#### Task brief
Some lines in the records below may hold the word "this"; give the number of those lines and nothing else.

#### Source data
▽

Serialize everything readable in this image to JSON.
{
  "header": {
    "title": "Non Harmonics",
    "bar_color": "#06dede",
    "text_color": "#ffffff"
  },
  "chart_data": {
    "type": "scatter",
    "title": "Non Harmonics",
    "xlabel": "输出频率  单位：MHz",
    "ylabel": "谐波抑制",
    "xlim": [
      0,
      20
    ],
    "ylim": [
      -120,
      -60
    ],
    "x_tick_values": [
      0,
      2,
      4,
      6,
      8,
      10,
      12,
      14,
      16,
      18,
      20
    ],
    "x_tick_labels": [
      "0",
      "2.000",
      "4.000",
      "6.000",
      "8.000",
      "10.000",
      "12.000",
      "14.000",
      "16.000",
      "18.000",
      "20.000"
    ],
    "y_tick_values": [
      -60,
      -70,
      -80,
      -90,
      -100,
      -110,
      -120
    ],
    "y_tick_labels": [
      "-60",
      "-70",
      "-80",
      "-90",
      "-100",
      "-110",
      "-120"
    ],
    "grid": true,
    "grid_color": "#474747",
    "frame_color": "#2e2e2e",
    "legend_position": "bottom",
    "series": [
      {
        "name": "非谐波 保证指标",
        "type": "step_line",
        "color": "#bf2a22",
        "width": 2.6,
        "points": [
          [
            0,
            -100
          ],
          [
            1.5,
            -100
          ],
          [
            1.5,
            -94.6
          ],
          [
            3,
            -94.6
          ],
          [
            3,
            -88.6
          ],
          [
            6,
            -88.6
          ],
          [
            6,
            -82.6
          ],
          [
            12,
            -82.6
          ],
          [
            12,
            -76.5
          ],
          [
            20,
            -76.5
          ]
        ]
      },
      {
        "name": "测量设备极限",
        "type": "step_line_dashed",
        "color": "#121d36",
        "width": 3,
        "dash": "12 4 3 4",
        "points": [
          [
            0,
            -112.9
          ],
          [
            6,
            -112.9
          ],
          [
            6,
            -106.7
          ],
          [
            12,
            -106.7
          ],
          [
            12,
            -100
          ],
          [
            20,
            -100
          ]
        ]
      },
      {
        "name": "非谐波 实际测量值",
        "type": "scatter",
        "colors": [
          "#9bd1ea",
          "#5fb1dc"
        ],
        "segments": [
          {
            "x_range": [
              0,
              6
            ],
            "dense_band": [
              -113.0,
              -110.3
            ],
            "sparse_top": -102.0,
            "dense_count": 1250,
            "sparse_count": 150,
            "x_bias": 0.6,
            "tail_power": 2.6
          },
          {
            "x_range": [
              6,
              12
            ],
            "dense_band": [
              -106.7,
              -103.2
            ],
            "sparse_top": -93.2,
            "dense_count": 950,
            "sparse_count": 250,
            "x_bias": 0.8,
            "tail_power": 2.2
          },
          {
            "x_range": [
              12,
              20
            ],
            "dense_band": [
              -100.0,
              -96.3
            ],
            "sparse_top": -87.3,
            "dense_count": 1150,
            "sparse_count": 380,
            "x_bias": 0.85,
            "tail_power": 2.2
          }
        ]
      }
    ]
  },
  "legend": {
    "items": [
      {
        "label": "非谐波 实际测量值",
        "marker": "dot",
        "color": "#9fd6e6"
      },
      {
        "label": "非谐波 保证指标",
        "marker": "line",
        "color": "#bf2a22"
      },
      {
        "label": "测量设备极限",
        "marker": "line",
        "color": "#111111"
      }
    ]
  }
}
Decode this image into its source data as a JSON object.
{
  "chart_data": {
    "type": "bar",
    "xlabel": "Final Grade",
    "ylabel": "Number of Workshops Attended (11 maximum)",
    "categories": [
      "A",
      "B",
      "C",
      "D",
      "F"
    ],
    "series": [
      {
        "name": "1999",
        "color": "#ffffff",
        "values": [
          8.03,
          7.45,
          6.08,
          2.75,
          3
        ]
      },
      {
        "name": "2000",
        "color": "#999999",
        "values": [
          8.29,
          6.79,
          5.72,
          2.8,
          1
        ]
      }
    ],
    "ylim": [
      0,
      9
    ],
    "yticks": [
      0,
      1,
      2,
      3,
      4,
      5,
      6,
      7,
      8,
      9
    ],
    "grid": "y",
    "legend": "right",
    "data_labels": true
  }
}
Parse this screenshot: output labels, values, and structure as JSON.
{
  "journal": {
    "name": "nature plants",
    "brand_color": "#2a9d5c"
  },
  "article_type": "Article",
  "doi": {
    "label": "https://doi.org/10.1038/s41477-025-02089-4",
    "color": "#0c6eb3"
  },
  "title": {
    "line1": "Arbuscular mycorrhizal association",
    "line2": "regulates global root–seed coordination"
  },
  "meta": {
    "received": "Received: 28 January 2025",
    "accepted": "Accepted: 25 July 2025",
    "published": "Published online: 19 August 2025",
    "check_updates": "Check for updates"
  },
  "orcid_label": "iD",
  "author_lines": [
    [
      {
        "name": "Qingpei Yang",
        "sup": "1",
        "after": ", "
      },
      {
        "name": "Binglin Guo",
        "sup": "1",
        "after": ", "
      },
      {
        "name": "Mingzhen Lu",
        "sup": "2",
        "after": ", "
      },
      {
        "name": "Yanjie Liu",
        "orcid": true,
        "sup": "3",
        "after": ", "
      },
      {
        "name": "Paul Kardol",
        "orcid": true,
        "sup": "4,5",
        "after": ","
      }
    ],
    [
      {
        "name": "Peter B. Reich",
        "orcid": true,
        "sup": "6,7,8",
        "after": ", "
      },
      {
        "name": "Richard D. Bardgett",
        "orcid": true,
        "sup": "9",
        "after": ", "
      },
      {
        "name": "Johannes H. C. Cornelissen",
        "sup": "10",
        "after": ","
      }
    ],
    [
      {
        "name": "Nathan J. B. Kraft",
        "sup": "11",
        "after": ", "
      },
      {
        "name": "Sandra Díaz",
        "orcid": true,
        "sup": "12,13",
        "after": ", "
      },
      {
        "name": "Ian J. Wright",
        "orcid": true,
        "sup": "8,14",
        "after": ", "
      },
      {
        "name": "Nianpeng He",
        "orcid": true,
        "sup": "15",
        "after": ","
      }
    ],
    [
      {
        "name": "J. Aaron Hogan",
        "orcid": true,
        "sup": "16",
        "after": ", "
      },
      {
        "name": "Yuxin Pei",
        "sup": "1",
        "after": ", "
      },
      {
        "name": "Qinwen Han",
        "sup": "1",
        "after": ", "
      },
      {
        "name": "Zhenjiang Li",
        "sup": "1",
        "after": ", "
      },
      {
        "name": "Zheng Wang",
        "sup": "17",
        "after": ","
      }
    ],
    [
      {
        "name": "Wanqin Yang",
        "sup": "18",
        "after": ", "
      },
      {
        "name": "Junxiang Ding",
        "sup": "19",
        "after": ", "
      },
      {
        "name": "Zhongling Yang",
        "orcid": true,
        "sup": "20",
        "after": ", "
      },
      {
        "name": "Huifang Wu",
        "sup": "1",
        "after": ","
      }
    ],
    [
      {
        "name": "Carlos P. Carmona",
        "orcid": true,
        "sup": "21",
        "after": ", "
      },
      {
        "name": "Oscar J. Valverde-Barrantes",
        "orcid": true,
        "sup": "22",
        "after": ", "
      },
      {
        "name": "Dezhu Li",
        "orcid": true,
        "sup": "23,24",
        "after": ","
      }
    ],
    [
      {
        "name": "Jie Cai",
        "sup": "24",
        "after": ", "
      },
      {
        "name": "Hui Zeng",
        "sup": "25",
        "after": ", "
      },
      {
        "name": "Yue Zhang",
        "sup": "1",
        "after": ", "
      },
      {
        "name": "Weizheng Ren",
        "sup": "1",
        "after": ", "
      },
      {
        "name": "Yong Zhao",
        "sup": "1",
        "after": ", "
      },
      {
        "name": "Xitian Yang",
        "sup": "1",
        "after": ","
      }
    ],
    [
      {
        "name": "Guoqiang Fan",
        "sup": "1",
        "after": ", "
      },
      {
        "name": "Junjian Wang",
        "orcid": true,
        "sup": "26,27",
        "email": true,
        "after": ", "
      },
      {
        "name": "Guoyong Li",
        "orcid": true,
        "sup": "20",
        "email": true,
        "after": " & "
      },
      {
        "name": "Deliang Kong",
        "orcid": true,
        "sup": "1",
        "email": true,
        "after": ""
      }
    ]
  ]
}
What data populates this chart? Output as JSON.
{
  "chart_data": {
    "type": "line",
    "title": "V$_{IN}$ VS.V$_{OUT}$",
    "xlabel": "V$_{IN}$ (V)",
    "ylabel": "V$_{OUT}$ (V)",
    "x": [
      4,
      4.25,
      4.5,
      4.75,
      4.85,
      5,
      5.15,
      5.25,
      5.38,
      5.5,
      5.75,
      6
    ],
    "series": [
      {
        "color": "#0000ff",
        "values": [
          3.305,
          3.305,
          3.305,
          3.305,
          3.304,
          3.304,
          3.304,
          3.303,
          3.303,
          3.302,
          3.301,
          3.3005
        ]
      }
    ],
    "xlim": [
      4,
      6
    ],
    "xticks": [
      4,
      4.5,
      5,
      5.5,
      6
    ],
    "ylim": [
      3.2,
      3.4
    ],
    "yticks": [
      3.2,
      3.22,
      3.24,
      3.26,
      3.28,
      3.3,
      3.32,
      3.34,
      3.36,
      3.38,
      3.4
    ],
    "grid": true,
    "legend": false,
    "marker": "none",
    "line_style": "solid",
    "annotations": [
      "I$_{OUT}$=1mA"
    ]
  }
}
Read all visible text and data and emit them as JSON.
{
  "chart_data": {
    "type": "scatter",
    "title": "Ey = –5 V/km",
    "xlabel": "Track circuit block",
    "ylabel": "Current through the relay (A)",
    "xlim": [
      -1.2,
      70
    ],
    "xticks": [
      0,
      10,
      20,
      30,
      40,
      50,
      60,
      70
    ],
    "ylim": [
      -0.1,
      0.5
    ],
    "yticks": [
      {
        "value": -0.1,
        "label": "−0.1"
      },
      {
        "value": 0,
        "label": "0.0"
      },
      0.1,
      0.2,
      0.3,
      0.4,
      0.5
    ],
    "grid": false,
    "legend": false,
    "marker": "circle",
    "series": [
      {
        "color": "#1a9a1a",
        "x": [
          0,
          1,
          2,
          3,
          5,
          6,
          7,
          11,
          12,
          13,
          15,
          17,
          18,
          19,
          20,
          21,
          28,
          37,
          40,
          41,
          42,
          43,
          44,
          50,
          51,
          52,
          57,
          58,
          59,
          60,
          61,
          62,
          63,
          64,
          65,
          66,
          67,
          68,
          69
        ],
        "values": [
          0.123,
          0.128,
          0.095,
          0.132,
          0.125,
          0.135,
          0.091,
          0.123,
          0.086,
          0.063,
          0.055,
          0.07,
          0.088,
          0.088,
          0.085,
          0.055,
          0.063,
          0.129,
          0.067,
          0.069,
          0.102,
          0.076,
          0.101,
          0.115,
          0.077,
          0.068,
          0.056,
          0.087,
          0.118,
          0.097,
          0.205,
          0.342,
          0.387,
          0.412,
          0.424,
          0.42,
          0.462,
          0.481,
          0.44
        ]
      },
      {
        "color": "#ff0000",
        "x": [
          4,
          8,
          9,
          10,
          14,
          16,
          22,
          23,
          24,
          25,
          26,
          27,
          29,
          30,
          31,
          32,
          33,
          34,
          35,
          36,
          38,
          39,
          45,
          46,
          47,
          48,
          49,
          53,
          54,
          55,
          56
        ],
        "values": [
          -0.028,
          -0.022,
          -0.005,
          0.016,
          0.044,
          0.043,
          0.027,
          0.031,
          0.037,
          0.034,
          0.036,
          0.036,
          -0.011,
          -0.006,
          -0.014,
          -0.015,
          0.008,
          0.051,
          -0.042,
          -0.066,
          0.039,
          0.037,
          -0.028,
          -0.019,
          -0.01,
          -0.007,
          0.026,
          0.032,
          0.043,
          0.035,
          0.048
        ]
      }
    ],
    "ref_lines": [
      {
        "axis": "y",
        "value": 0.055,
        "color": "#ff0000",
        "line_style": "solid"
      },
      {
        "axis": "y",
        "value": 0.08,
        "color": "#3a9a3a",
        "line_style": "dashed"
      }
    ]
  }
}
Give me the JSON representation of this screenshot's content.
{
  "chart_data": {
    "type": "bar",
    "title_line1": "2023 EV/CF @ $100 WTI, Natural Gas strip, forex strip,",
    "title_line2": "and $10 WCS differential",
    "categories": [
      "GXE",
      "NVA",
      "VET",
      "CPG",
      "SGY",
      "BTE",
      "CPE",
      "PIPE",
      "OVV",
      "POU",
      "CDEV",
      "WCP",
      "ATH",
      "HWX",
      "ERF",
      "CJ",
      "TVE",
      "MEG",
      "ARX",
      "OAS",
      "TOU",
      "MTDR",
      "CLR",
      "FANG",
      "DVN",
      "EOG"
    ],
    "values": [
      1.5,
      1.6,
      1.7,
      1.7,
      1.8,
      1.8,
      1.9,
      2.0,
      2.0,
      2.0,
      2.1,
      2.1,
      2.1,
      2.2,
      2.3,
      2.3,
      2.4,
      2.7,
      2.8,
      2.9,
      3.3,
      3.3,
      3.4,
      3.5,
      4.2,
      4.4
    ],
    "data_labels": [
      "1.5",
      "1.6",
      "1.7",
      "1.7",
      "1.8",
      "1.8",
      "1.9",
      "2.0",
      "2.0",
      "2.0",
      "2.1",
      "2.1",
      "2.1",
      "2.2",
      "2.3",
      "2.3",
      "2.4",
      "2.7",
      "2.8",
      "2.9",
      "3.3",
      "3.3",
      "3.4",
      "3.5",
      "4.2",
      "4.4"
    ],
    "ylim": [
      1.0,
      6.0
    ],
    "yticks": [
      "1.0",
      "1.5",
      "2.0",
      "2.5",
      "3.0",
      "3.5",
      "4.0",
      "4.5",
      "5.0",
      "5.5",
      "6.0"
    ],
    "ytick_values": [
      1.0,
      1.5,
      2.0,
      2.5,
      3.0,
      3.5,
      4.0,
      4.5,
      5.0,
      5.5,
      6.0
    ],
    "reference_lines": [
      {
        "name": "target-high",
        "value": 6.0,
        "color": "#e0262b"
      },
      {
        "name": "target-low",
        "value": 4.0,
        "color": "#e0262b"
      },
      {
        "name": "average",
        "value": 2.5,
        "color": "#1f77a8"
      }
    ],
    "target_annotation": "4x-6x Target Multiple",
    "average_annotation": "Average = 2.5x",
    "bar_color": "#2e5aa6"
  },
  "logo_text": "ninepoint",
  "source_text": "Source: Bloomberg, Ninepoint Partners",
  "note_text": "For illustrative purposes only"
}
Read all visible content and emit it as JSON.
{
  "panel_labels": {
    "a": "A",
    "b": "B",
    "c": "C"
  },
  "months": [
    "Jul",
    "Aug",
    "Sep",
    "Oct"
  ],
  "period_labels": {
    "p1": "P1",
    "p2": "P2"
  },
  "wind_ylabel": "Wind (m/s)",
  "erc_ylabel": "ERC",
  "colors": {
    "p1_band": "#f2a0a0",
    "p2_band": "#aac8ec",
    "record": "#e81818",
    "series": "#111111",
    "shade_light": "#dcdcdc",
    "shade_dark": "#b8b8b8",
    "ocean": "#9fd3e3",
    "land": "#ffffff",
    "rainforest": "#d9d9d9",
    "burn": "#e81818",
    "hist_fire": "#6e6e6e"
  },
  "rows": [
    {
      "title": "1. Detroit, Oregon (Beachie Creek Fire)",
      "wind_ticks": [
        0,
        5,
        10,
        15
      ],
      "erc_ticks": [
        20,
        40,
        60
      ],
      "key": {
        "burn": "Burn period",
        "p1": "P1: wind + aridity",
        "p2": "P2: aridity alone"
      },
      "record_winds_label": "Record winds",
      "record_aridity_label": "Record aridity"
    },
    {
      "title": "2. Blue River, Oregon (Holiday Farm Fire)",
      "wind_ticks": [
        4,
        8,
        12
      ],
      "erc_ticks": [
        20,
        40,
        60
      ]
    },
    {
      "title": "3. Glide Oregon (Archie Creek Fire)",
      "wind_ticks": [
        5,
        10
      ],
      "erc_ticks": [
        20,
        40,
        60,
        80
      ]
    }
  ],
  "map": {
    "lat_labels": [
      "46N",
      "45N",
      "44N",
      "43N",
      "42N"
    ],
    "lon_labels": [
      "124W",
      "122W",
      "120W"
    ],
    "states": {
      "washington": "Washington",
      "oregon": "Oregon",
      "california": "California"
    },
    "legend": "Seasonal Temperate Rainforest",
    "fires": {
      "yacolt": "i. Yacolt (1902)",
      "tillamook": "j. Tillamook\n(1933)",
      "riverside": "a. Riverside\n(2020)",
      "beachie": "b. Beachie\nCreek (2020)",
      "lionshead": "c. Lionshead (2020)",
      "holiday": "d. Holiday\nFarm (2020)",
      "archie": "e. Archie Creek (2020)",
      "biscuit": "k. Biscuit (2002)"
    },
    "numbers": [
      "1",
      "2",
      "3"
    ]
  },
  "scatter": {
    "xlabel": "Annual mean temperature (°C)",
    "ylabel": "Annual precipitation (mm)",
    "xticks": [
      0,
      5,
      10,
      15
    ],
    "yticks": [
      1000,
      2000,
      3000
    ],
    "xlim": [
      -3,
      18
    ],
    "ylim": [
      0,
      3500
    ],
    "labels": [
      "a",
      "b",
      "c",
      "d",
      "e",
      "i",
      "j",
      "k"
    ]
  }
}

△

#### Full answer
5